• **Your objective**:
Repeat the material exactly as it appears.
☆ ☆ ☆ ☆
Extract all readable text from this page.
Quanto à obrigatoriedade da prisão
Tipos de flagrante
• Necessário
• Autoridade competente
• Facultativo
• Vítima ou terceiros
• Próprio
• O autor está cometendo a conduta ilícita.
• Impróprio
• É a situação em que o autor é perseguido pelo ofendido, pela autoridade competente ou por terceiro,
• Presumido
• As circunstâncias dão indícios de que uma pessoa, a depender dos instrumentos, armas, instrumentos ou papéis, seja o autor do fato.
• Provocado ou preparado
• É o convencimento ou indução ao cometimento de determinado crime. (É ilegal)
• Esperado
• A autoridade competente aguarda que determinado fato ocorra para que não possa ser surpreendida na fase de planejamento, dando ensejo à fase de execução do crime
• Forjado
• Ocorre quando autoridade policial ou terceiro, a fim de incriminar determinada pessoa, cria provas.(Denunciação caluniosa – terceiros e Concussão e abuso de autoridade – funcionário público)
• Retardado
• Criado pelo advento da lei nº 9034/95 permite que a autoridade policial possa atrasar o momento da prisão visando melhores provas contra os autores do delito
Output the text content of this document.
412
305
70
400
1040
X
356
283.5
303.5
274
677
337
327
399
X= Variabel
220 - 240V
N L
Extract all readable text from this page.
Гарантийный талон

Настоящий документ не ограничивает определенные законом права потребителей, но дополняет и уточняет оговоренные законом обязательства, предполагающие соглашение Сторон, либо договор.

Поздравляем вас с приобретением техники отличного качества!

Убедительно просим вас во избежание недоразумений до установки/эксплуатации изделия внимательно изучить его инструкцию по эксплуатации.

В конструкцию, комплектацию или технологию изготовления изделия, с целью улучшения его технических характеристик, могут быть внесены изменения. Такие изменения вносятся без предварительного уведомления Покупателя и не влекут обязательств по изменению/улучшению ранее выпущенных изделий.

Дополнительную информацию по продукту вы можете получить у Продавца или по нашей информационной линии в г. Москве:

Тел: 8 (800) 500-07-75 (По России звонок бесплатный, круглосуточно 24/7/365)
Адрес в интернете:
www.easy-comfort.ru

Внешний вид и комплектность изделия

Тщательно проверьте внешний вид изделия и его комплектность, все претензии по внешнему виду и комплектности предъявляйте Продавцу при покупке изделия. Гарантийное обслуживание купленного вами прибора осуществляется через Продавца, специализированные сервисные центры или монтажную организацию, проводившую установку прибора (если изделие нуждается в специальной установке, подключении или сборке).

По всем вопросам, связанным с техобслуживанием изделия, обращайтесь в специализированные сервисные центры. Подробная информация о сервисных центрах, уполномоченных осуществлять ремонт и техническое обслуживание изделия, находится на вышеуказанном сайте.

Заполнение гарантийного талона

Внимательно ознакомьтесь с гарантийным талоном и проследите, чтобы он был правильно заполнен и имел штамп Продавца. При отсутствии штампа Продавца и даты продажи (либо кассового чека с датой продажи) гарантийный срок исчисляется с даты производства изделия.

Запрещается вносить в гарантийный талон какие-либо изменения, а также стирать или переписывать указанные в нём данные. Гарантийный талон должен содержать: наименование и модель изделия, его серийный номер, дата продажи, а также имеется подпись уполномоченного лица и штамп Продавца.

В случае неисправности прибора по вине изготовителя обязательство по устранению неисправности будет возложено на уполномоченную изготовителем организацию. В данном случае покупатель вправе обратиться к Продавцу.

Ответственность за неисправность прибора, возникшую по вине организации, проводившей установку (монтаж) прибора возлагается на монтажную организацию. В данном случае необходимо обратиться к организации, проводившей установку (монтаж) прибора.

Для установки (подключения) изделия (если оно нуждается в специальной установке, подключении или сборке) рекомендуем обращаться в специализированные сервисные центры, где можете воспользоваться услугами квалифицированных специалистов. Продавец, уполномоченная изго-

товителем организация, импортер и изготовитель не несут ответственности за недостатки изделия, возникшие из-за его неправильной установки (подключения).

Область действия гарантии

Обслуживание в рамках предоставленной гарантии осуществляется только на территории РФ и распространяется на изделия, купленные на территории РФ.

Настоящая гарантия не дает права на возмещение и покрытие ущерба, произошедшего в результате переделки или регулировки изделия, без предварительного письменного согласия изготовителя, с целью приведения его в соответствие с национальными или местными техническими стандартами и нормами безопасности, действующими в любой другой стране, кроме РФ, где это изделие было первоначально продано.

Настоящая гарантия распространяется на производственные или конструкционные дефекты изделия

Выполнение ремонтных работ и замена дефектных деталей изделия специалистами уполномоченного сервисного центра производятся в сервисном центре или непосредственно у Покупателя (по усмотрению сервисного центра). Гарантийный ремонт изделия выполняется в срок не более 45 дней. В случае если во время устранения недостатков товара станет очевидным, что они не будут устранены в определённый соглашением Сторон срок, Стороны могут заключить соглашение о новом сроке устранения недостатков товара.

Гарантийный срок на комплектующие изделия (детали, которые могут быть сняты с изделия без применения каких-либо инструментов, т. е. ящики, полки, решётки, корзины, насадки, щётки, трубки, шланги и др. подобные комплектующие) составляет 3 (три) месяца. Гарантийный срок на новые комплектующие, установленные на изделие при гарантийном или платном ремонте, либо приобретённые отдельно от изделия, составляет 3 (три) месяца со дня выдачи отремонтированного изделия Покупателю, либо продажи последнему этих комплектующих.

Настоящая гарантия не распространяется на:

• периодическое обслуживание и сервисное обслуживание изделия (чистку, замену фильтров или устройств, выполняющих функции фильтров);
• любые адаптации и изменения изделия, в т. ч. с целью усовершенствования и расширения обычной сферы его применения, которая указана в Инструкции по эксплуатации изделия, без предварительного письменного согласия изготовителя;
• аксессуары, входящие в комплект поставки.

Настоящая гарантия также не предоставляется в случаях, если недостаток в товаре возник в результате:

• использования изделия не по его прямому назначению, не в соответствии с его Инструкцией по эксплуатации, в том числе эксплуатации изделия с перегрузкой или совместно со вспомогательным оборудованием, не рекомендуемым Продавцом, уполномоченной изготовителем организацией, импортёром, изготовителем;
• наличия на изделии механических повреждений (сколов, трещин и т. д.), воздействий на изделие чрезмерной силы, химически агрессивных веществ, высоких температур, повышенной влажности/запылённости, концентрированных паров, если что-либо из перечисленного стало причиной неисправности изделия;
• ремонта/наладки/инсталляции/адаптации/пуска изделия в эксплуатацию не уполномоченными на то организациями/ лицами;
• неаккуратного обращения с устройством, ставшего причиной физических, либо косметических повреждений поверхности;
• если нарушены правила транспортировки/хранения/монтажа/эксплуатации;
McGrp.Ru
☆ ☆ ☆ ☆
• **Exercise result**:
Extract all readable text from this page.
Quanto à obrigatoriedade da prisão
Tipos de flagrante
• Necessário
• Autoridade competente
• Facultativo
• Vítima ou terceiros
• Próprio
• O autor está cometendo a conduta ilícita.
• Impróprio
• É a situação em que o autor é perseguido pelo ofendido, pela autoridade competente ou por terceiro,
• Presumido
• As circunstâncias dão indícios de que uma pessoa, a depender dos instrumentos, armas, instrumentos ou papéis, seja o autor do fato.
• Provocado ou preparado
• É o convencimento ou indução ao cometimento de determinado crime. (É ilegal)
• Esperado
• A autoridade competente aguarda que determinado fato ocorra para que não possa ser surpreendida na fase de planejamento, dando ensejo à fase de execução do crime
• Forjado
• Ocorre quando autoridade policial ou terceiro, a fim de incriminar determinada pessoa, cria provas.(Denunciação caluniosa – terceiros e Concussão e abuso de autoridade – funcionário público)
• Retardado
• Criado pelo advento da lei nº 9034/95 permite que a autoridade policial possa atrasar o momento da prisão visando melhores provas contra os autores do delito
Output the text content of this document.
412
305
70
400
1040
X
356
283.5
303.5
274
677
337
327
399
X= Variabel
220 - 240V
N L
Extract all readable text from this page.
Гарантийный талон

Настоящий документ не ограничивает определенные законом права потребителей, но дополняет и уточняет оговоренные законом обязательства, предполагающие соглашение Сторон, либо договор.

Поздравляем вас с приобретением техники отличного качества!

Убедительно просим вас во избежание недоразумений до установки/эксплуатации изделия внимательно изучить его инструкцию по эксплуатации.

В конструкцию, комплектацию или технологию изготовления изделия, с целью улучшения его технических характеристик, могут быть внесены изменения. Такие изменения вносятся без предварительного уведомления Покупателя и не влекут обязательств по изменению/улучшению ранее выпущенных изделий.

Дополнительную информацию по продукту вы можете получить у Продавца или по нашей информационной линии в г. Москве:

Тел: 8 (800) 500-07-75 (По России звонок бесплатный, круглосуточно 24/7/365)
Адрес в интернете:
www.easy-comfort.ru

Внешний вид и комплектность изделия

Тщательно проверьте внешний вид изделия и его комплектность, все претензии по внешнему виду и комплектности предъявляйте Продавцу при покупке изделия. Гарантийное обслуживание купленного вами прибора осуществляется через Продавца, специализированные сервисные центры или монтажную организацию, проводившую установку прибора (если изделие нуждается в специальной установке, подключении или сборке).

По всем вопросам, связанным с техобслуживанием изделия, обращайтесь в специализированные сервисные центры. Подробная информация о сервисных центрах, уполномоченных осуществлять ремонт и техническое обслуживание изделия, находится на вышеуказанном сайте.

Заполнение гарантийного талона

Внимательно ознакомьтесь с гарантийным талоном и проследите, чтобы он был правильно заполнен и имел штамп Продавца. При отсутствии штампа Продавца и даты продажи (либо кассового чека с датой продажи) гарантийный срок исчисляется с даты производства изделия.

Запрещается вносить в гарантийный талон какие-либо изменения, а также стирать или переписывать указанные в нём данные. Гарантийный талон должен содержать: наименование и модель изделия, его серийный номер, дата продажи, а также имеется подпись уполномоченного лица и штамп Продавца.

В случае неисправности прибора по вине изготовителя обязательство по устранению неисправности будет возложено на уполномоченную изготовителем организацию. В данном случае покупатель вправе обратиться к Продавцу.

Ответственность за неисправность прибора, возникшую по вине организации, проводившей установку (монтаж) прибора возлагается на монтажную организацию. В данном случае необходимо обратиться к организации, проводившей установку (монтаж) прибора.

Для установки (подключения) изделия (если оно нуждается в специальной установке, подключении или сборке) рекомендуем обращаться в специализированные сервисные центры, где можете воспользоваться услугами квалифицированных специалистов. Продавец, уполномоченная изго-

товителем организация, импортер и изготовитель не несут ответственности за недостатки изделия, возникшие из-за его неправильной установки (подключения).

Область действия гарантии

Обслуживание в рамках предоставленной гарантии осуществляется только на территории РФ и распространяется на изделия, купленные на территории РФ.

Настоящая гарантия не дает права на возмещение и покрытие ущерба, произошедшего в результате переделки или регулировки изделия, без предварительного письменного согласия изготовителя, с целью приведения его в соответствие с национальными или местными техническими стандартами и нормами безопасности, действующими в любой другой стране, кроме РФ, где это изделие было первоначально продано.

Настоящая гарантия распространяется на производственные или конструкционные дефекты изделия

Выполнение ремонтных работ и замена дефектных деталей изделия специалистами уполномоченного сервисного центра производятся в сервисном центре или непосредственно у Покупателя (по усмотрению сервисного центра). Гарантийный ремонт изделия выполняется в срок не более 45 дней. В случае если во время устранения недостатков товара станет очевидным, что они не будут устранены в определённый соглашением Сторон срок, Стороны могут заключить соглашение о новом сроке устранения недостатков товара.

Гарантийный срок на комплектующие изделия (детали, которые могут быть сняты с изделия без применения каких-либо инструментов, т. е. ящики, полки, решётки, корзины, насадки, щётки, трубки, шланги и др. подобные комплектующие) составляет 3 (три) месяца. Гарантийный срок на новые комплектующие, установленные на изделие при гарантийном или платном ремонте, либо приобретённые отдельно от изделия, составляет 3 (три) месяца со дня выдачи отремонтированного изделия Покупателю, либо продажи последнему этих комплектующих.

Настоящая гарантия не распространяется на:

• периодическое обслуживание и сервисное обслуживание изделия (чистку, замену фильтров или устройств, выполняющих функции фильтров);
• любые адаптации и изменения изделия, в т. ч. с целью усовершенствования и расширения обычной сферы его применения, которая указана в Инструкции по эксплуатации изделия, без предварительного письменного согласия изготовителя;
• аксессуары, входящие в комплект поставки.

Настоящая гарантия также не предоставляется в случаях, если недостаток в товаре возник в результате:

• использования изделия не по его прямому назначению, не в соответствии с его Инструкцией по эксплуатации, в том числе эксплуатации изделия с перегрузкой или совместно со вспомогательным оборудованием, не рекомендуемым Продавцом, уполномоченной изготовителем организацией, импортёром, изготовителем;
• наличия на изделии механических повреждений (сколов, трещин и т. д.), воздействий на изделие чрезмерной силы, химически агрессивных веществ, высоких температур, повышенной влажности/запылённости, концентрированных паров, если что-либо из перечисленного стало причиной неисправности изделия;
• ремонта/наладки/инсталляции/адаптации/пуска изделия в эксплуатацию не уполномоченными на то организациями/ лицами;
• неаккуратного обращения с устройством, ставшего причиной физических, либо косметических повреждений поверхности;
• если нарушены правила транспортировки/хранения/монтажа/эксплуатации;
McGrp.Ru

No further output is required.